(Extracted records)
--

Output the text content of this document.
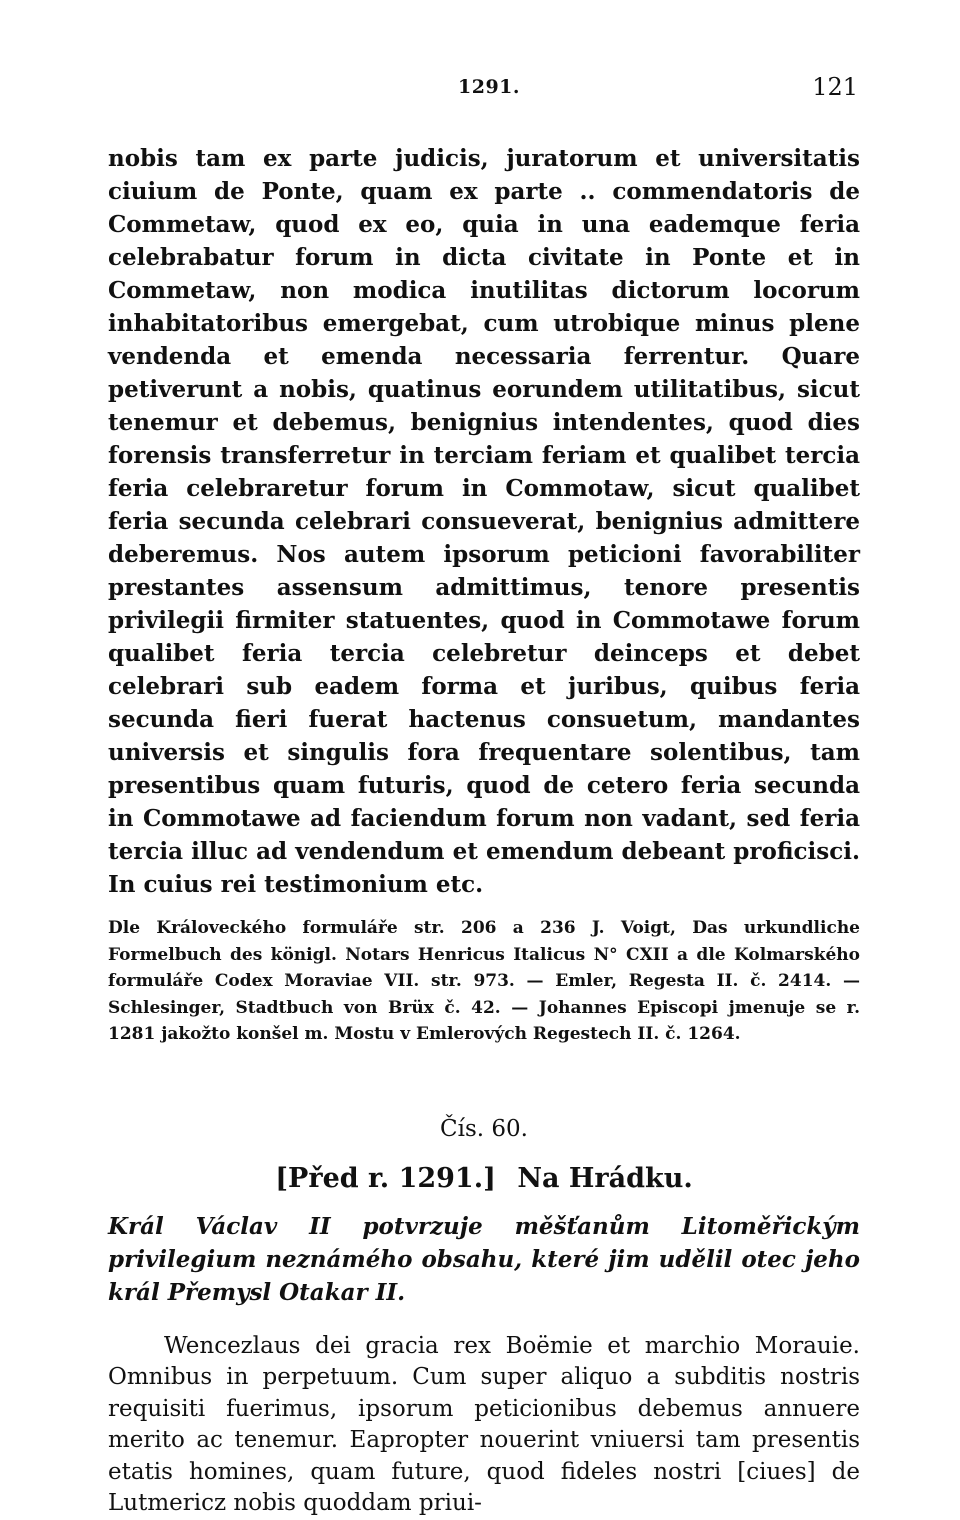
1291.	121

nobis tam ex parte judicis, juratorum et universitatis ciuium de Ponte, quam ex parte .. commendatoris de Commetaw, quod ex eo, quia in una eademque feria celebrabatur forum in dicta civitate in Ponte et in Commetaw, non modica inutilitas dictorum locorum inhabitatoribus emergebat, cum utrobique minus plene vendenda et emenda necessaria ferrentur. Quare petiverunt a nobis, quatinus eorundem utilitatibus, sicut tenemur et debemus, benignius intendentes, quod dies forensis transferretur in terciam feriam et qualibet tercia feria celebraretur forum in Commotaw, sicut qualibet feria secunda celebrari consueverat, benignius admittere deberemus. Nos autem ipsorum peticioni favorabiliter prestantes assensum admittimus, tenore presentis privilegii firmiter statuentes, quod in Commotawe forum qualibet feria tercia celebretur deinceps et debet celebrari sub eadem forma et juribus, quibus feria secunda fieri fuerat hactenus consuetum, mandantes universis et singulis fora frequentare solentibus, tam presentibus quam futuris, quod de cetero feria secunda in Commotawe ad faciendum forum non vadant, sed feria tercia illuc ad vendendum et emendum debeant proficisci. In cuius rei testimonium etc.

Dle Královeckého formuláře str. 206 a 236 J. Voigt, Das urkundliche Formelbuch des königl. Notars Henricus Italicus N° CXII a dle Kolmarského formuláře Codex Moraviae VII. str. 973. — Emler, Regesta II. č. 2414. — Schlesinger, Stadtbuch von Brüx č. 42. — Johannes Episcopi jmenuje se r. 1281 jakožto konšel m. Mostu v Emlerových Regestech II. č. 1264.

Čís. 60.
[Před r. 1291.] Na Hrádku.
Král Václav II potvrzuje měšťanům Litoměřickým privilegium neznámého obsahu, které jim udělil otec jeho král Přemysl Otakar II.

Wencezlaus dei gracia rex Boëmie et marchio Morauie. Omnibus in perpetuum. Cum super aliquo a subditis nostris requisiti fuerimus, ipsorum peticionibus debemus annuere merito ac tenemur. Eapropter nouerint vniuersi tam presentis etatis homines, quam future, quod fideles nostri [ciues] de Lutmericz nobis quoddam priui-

--

#### [TASK TO COMPLETE]
Give all the lines above again, character for character, without pictures.

#### [FULL OUTPUT]
Output the text content of this document.
1291.	121

nobis tam ex parte judicis, juratorum et universitatis ciuium de Ponte, quam ex parte .. commendatoris de Commetaw, quod ex eo, quia in una eademque feria celebrabatur forum in dicta civitate in Ponte et in Commetaw, non modica inutilitas dictorum locorum inhabitatoribus emergebat, cum utrobique minus plene vendenda et emenda necessaria ferrentur. Quare petiverunt a nobis, quatinus eorundem utilitatibus, sicut tenemur et debemus, benignius intendentes, quod dies forensis transferretur in terciam feriam et qualibet tercia feria celebraretur forum in Commotaw, sicut qualibet feria secunda celebrari consueverat, benignius admittere deberemus. Nos autem ipsorum peticioni favorabiliter prestantes assensum admittimus, tenore presentis privilegii firmiter statuentes, quod in Commotawe forum qualibet feria tercia celebretur deinceps et debet celebrari sub eadem forma et juribus, quibus feria secunda fieri fuerat hactenus consuetum, mandantes universis et singulis fora frequentare solentibus, tam presentibus quam futuris, quod de cetero feria secunda in Commotawe ad faciendum forum non vadant, sed feria tercia illuc ad vendendum et emendum debeant proficisci. In cuius rei testimonium etc.

Dle Královeckého formuláře str. 206 a 236 J. Voigt, Das urkundliche Formelbuch des königl. Notars Henricus Italicus N° CXII a dle Kolmarského formuláře Codex Moraviae VII. str. 973. — Emler, Regesta II. č. 2414. — Schlesinger, Stadtbuch von Brüx č. 42. — Johannes Episcopi jmenuje se r. 1281 jakožto konšel m. Mostu v Emlerových Regestech II. č. 1264.

Čís. 60.
[Před r. 1291.] Na Hrádku.
Král Václav II potvrzuje měšťanům Litoměřickým privilegium neznámého obsahu, které jim udělil otec jeho král Přemysl Otakar II.

Wencezlaus dei gracia rex Boëmie et marchio Morauie. Omnibus in perpetuum. Cum super aliquo a subditis nostris requisiti fuerimus, ipsorum peticionibus debemus annuere merito ac tenemur. Eapropter nouerint vniuersi tam presentis etatis homines, quam future, quod fideles nostri [ciues] de Lutmericz nobis quoddam priui-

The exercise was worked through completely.